* **What is asked**:
Write out every entry exactly as it appears.

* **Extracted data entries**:
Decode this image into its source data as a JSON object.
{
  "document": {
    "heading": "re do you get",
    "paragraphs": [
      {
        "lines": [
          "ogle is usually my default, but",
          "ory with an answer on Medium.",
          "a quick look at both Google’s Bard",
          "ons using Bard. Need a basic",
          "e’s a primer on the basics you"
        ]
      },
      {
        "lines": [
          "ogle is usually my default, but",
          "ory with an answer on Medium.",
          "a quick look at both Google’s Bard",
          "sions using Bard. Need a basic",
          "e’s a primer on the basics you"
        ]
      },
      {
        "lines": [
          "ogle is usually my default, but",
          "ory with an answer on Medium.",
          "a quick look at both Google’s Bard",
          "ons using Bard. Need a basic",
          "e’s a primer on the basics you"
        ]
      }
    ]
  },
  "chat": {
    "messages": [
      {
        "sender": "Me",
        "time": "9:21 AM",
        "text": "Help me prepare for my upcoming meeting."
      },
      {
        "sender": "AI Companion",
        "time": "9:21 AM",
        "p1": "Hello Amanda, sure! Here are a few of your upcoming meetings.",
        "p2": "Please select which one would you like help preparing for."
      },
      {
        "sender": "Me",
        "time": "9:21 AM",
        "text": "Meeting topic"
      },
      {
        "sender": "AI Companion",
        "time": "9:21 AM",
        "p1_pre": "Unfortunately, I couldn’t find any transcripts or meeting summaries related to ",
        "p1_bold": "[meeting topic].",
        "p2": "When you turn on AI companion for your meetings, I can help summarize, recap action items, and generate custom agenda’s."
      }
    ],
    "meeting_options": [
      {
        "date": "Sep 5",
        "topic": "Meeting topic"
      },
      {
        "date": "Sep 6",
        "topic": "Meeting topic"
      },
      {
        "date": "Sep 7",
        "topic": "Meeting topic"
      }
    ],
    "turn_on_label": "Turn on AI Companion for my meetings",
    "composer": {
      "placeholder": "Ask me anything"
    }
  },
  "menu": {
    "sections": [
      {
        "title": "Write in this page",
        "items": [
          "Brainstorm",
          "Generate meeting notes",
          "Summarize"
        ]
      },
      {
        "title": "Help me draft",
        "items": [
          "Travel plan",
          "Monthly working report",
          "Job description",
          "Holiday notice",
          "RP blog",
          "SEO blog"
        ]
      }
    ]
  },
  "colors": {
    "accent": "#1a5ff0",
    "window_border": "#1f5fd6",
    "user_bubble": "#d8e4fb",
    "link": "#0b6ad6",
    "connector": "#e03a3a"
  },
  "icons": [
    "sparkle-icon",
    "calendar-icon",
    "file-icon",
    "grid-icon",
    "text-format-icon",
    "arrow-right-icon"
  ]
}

* **Response to the exercise**:
Decode this image into its source data as a JSON object.
{
  "document": {
    "heading": "re do you get",
    "paragraphs": [
      {
        "lines": [
          "ogle is usually my default, but",
          "ory with an answer on Medium.",
          "a quick look at both Google’s Bard",
          "ons using Bard. Need a basic",
          "e’s a primer on the basics you"
        ]
      },
      {
        "lines": [
          "ogle is usually my default, but",
          "ory with an answer on Medium.",
          "a quick look at both Google’s Bard",
          "sions using Bard. Need a basic",
          "e’s a primer on the basics you"
        ]
      },
      {
        "lines": [
          "ogle is usually my default, but",
          "ory with an answer on Medium.",
          "a quick look at both Google’s Bard",
          "ons using Bard. Need a basic",
          "e’s a primer on the basics you"
        ]
      }
    ]
  },
  "chat": {
    "messages": [
      {
        "sender": "Me",
        "time": "9:21 AM",
        "text": "Help me prepare for my upcoming meeting."
      },
      {
        "sender": "AI Companion",
        "time": "9:21 AM",
        "p1": "Hello Amanda, sure! Here are a few of your upcoming meetings.",
        "p2": "Please select which one would you like help preparing for."
      },
      {
        "sender": "Me",
        "time": "9:21 AM",
        "text": "Meeting topic"
      },
      {
        "sender": "AI Companion",
        "time": "9:21 AM",
        "p1_pre": "Unfortunately, I couldn’t find any transcripts or meeting summaries related to ",
        "p1_bold": "[meeting topic].",
        "p2": "When you turn on AI companion for your meetings, I can help summarize, recap action items, and generate custom agenda’s."
      }
    ],
    "meeting_options": [
      {
        "date": "Sep 5",
        "topic": "Meeting topic"
      },
      {
        "date": "Sep 6",
        "topic": "Meeting topic"
      },
      {
        "date": "Sep 7",
        "topic": "Meeting topic"
      }
    ],
    "turn_on_label": "Turn on AI Companion for my meetings",
    "composer": {
      "placeholder": "Ask me anything"
    }
  },
  "menu": {
    "sections": [
      {
        "title": "Write in this page",
        "items": [
          "Brainstorm",
          "Generate meeting notes",
          "Summarize"
        ]
      },
      {
        "title": "Help me draft",
        "items": [
          "Travel plan",
          "Monthly working report",
          "Job description",
          "Holiday notice",
          "RP blog",
          "SEO blog"
        ]
      }
    ]
  },
  "colors": {
    "accent": "#1a5ff0",
    "window_border": "#1f5fd6",
    "user_bubble": "#d8e4fb",
    "link": "#0b6ad6",
    "connector": "#e03a3a"
  },
  "icons": [
    "sparkle-icon",
    "calendar-icon",
    "file-icon",
    "grid-icon",
    "text-format-icon",
    "arrow-right-icon"
  ]
}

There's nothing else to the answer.